** Written request **
Note each line of the listing that contains the string "title", and copy it.

Figure data in JSON

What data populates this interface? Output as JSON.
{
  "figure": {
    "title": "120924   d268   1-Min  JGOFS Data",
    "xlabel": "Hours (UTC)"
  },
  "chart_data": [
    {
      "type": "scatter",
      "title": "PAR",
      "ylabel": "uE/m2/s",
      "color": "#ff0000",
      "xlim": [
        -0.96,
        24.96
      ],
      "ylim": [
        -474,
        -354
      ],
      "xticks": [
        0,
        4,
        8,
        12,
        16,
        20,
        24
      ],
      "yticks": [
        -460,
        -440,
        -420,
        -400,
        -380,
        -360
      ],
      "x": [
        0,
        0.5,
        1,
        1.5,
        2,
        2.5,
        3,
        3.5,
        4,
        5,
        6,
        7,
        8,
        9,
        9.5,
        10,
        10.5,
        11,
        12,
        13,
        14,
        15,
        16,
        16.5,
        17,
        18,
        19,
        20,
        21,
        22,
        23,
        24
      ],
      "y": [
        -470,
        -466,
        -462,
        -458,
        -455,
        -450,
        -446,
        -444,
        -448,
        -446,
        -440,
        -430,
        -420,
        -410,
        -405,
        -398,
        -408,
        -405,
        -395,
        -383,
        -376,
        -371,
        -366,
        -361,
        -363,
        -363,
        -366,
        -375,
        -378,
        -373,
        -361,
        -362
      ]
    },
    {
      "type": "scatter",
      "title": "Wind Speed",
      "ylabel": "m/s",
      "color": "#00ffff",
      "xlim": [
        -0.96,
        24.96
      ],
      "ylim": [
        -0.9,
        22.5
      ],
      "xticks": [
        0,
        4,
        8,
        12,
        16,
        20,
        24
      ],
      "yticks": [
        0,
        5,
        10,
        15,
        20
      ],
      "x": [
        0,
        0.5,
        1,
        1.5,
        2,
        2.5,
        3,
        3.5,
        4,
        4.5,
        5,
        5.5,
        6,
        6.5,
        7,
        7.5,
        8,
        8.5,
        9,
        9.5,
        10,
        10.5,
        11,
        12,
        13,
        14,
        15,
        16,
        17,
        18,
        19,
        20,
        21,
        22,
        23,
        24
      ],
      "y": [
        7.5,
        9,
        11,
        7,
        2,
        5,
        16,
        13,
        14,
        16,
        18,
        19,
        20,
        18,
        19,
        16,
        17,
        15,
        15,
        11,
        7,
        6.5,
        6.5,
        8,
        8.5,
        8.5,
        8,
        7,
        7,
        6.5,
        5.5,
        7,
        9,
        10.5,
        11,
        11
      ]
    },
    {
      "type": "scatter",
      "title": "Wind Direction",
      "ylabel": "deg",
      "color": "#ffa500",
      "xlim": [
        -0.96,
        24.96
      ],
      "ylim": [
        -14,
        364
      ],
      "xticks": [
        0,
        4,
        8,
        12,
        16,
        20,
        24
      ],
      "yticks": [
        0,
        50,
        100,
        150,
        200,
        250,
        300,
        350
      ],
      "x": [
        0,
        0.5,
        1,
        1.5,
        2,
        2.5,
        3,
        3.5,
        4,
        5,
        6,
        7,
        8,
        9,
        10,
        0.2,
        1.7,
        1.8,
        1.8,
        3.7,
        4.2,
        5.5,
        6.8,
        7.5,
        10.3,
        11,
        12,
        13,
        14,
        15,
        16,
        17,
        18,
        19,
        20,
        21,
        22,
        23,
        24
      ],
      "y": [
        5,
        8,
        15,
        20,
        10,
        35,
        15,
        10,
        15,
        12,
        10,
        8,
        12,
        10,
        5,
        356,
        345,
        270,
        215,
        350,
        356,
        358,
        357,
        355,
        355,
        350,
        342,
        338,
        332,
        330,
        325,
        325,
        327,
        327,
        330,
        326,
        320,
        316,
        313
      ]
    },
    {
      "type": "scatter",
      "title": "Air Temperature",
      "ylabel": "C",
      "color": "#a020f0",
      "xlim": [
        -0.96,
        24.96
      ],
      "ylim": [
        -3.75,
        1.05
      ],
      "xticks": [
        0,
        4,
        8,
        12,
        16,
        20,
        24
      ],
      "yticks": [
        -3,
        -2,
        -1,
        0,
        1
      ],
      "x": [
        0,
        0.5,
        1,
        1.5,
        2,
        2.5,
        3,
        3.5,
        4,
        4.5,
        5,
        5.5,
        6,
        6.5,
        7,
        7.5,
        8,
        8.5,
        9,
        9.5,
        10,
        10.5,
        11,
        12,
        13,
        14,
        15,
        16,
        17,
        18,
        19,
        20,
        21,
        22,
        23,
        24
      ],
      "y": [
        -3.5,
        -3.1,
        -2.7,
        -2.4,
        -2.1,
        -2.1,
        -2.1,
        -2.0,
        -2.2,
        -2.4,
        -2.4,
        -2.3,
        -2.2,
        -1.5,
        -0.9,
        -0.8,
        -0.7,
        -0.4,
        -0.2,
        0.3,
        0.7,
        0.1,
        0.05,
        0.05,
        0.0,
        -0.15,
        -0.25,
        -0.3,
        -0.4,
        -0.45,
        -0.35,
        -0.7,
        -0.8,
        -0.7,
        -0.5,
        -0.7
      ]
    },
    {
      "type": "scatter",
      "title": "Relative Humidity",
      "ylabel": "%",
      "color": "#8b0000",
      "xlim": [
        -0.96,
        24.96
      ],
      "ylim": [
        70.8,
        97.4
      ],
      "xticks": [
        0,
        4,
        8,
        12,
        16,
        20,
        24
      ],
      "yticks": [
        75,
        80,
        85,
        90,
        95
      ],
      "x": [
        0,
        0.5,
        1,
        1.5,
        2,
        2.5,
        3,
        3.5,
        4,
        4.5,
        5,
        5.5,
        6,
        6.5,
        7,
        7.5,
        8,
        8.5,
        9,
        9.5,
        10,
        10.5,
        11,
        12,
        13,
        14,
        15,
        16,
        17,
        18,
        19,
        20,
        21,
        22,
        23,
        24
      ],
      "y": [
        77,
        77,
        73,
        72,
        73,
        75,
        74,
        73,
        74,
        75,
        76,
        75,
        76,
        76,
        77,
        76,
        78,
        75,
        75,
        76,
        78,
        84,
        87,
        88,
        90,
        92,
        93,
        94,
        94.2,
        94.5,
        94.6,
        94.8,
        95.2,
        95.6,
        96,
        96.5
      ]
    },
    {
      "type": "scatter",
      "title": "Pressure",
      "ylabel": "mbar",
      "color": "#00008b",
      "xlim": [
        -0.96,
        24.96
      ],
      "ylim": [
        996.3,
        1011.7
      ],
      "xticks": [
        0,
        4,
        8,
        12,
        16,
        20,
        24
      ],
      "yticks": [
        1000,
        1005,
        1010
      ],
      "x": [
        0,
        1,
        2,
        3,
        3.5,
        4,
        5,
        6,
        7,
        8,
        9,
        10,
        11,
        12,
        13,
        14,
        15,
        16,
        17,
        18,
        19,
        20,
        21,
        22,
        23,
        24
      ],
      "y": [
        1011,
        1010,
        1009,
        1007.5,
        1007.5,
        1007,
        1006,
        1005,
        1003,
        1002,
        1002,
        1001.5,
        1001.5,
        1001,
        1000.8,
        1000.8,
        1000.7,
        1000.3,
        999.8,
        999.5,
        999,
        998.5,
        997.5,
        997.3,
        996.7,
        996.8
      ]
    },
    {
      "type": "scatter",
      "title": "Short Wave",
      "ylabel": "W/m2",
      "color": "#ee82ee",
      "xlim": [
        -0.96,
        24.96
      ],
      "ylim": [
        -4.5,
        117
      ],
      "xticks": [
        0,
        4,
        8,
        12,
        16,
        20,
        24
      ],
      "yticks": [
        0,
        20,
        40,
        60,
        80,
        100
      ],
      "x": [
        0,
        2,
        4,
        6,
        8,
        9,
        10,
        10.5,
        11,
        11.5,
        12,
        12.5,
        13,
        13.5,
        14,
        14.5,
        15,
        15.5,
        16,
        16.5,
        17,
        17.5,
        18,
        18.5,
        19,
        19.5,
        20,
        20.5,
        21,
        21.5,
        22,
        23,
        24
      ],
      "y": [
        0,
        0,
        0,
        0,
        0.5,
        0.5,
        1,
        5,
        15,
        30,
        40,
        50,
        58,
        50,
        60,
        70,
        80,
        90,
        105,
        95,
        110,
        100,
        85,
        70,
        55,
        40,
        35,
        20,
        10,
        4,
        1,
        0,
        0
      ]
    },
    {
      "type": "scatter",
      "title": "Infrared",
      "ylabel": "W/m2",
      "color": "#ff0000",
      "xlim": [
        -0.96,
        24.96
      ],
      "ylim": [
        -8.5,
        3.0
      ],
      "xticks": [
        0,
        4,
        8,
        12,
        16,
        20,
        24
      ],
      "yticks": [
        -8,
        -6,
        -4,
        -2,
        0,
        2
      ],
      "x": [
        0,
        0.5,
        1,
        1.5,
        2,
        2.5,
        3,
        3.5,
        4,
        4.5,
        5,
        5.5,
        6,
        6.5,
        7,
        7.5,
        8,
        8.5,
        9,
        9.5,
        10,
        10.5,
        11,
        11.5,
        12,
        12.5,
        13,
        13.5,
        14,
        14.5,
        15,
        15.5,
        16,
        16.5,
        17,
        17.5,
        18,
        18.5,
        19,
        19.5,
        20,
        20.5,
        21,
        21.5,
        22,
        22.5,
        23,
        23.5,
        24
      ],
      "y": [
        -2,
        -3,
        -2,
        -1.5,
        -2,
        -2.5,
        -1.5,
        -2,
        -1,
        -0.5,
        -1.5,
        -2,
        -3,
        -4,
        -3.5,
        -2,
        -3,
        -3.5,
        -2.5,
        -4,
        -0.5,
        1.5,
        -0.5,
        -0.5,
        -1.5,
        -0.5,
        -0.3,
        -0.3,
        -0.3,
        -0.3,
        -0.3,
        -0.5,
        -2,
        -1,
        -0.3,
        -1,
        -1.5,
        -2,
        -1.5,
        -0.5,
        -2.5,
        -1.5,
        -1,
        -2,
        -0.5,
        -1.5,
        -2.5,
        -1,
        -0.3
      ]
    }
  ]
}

** Completed task **
    "title": "120924   d268   1-Min  JGOFS Data",
      "title": "PAR",
      "title": "Wind Speed",
      "title": "Wind Direction",
      "title": "Air Temperature",
      "title": "Relative Humidity",
      "title": "Pressure",
      "title": "Short Wave",
      "title": "Infrared",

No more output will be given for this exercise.